Stored data entries
begin
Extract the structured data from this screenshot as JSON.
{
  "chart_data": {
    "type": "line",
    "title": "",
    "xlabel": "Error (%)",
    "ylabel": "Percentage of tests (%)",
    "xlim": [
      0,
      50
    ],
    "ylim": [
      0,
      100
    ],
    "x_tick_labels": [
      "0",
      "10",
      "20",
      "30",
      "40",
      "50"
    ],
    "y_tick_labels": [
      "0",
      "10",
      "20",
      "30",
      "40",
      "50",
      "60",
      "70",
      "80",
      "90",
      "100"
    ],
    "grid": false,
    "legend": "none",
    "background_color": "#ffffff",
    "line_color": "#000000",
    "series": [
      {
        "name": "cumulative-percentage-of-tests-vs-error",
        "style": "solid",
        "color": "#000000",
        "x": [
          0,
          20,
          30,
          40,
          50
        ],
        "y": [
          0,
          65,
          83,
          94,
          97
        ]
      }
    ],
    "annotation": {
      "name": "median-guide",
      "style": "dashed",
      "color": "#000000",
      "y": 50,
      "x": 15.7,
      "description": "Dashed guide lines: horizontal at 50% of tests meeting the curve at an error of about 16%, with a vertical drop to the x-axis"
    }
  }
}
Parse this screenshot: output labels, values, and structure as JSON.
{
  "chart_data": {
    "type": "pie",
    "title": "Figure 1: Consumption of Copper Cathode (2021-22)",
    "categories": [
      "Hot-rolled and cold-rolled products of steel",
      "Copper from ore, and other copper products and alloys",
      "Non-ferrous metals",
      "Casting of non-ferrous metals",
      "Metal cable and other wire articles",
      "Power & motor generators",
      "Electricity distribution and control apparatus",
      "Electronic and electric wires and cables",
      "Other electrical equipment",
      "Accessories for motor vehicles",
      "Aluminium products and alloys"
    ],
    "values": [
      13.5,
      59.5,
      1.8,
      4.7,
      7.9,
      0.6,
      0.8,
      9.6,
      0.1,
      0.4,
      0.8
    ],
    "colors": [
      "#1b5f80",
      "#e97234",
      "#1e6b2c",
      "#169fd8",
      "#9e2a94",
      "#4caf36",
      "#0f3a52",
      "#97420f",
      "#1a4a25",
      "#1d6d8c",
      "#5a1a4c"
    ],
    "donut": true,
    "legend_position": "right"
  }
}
end
[Task details]: Emit the records above again, exactly, with no line skipped.

[Task result]:
Extract the structured data from this screenshot as JSON.
{
  "chart_data": {
    "type": "line",
    "title": "",
    "xlabel": "Error (%)",
    "ylabel": "Percentage of tests (%)",
    "xlim": [
      0,
      50
    ],
    "ylim": [
      0,
      100
    ],
    "x_tick_labels": [
      "0",
      "10",
      "20",
      "30",
      "40",
      "50"
    ],
    "y_tick_labels": [
      "0",
      "10",
      "20",
      "30",
      "40",
      "50",
      "60",
      "70",
      "80",
      "90",
      "100"
    ],
    "grid": false,
    "legend": "none",
    "background_color": "#ffffff",
    "line_color": "#000000",
    "series": [
      {
        "name": "cumulative-percentage-of-tests-vs-error",
        "style": "solid",
        "color": "#000000",
        "x": [
          0,
          20,
          30,
          40,
          50
        ],
        "y": [
          0,
          65,
          83,
          94,
          97
        ]
      }
    ],
    "annotation": {
      "name": "median-guide",
      "style": "dashed",
      "color": "#000000",
      "y": 50,
      "x": 15.7,
      "description": "Dashed guide lines: horizontal at 50% of tests meeting the curve at an error of about 16%, with a vertical drop to the x-axis"
    }
  }
}
Parse this screenshot: output labels, values, and structure as JSON.
{
  "chart_data": {
    "type": "pie",
    "title": "Figure 1: Consumption of Copper Cathode (2021-22)",
    "categories": [
      "Hot-rolled and cold-rolled products of steel",
      "Copper from ore, and other copper products and alloys",
      "Non-ferrous metals",
      "Casting of non-ferrous metals",
      "Metal cable and other wire articles",
      "Power & motor generators",
      "Electricity distribution and control apparatus",
      "Electronic and electric wires and cables",
      "Other electrical equipment",
      "Accessories for motor vehicles",
      "Aluminium products and alloys"
    ],
    "values": [
      13.5,
      59.5,
      1.8,
      4.7,
      7.9,
      0.6,
      0.8,
      9.6,
      0.1,
      0.4,
      0.8
    ],
    "colors": [
      "#1b5f80",
      "#e97234",
      "#1e6b2c",
      "#169fd8",
      "#9e2a94",
      "#4caf36",
      "#0f3a52",
      "#97420f",
      "#1a4a25",
      "#1d6d8c",
      "#5a1a4c"
    ],
    "donut": true,
    "legend_position": "right"
  }
}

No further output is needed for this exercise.